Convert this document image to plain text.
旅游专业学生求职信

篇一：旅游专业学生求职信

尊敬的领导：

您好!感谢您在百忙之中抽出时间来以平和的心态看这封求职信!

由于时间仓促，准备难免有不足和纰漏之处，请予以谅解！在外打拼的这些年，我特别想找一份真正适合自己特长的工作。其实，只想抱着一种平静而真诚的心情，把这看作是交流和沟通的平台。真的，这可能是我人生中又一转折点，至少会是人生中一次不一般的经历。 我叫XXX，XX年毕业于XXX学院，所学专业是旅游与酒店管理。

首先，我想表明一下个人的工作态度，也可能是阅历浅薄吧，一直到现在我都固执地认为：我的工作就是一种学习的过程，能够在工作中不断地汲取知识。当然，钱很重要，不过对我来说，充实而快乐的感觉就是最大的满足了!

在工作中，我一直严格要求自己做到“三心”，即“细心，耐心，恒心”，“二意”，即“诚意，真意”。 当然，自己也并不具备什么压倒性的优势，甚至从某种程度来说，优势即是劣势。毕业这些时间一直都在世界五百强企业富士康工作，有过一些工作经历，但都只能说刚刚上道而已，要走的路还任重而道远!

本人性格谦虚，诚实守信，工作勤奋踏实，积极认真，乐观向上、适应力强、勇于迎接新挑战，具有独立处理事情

------------------------------------------------------------

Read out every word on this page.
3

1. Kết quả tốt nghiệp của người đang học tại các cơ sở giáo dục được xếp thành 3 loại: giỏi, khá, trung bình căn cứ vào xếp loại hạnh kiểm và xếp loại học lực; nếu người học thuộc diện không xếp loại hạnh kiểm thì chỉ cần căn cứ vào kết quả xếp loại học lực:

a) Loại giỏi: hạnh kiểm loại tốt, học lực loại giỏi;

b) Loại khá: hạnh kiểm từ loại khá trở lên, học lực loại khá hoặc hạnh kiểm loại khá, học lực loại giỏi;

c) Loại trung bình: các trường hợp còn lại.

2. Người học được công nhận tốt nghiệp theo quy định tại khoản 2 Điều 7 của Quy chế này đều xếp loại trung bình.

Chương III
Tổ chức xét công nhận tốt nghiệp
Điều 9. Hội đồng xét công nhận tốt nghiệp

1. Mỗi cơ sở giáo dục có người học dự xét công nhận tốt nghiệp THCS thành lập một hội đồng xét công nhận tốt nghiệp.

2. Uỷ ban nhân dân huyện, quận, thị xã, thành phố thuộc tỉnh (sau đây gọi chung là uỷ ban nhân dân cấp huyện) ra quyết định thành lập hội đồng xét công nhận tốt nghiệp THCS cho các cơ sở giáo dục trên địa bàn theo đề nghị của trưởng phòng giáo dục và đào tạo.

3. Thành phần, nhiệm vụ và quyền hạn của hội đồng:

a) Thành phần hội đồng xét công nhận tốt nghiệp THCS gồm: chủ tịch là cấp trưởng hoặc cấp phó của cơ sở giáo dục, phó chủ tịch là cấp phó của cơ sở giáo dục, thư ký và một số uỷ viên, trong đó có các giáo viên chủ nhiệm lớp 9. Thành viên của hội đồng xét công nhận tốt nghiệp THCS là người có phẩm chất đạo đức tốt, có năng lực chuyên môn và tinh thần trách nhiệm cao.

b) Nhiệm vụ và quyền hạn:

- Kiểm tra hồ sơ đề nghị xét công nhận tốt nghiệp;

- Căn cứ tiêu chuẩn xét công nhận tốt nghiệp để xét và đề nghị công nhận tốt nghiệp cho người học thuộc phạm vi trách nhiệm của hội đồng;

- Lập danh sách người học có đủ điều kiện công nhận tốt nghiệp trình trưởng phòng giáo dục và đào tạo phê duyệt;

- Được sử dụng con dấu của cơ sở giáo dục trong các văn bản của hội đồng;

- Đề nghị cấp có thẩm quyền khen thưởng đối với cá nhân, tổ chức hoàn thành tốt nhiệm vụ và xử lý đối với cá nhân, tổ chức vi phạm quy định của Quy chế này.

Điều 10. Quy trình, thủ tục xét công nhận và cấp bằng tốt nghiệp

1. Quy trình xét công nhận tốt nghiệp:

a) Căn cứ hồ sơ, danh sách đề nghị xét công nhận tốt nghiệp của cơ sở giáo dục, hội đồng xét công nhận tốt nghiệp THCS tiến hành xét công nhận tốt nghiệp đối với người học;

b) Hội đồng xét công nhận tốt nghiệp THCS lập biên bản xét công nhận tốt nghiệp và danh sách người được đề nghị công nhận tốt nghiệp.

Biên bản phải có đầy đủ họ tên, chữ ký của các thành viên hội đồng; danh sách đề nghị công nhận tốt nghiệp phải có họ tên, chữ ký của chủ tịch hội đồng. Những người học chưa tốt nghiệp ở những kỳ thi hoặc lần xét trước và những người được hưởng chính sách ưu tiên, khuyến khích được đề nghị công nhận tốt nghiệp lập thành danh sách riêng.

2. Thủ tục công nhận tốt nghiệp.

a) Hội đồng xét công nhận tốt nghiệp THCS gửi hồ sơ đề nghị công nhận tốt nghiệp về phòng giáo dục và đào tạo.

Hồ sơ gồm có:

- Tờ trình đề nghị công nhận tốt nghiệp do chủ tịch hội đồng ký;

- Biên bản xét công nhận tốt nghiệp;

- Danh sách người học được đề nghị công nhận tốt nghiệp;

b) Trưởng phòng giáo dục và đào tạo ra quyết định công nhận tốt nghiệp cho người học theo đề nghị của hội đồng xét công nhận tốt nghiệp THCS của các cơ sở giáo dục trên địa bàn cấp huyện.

------------------------------------------------------------

## Problem
Go over the records above line by line and count those holding the word "trình". Reply only with the number.

## The answer
4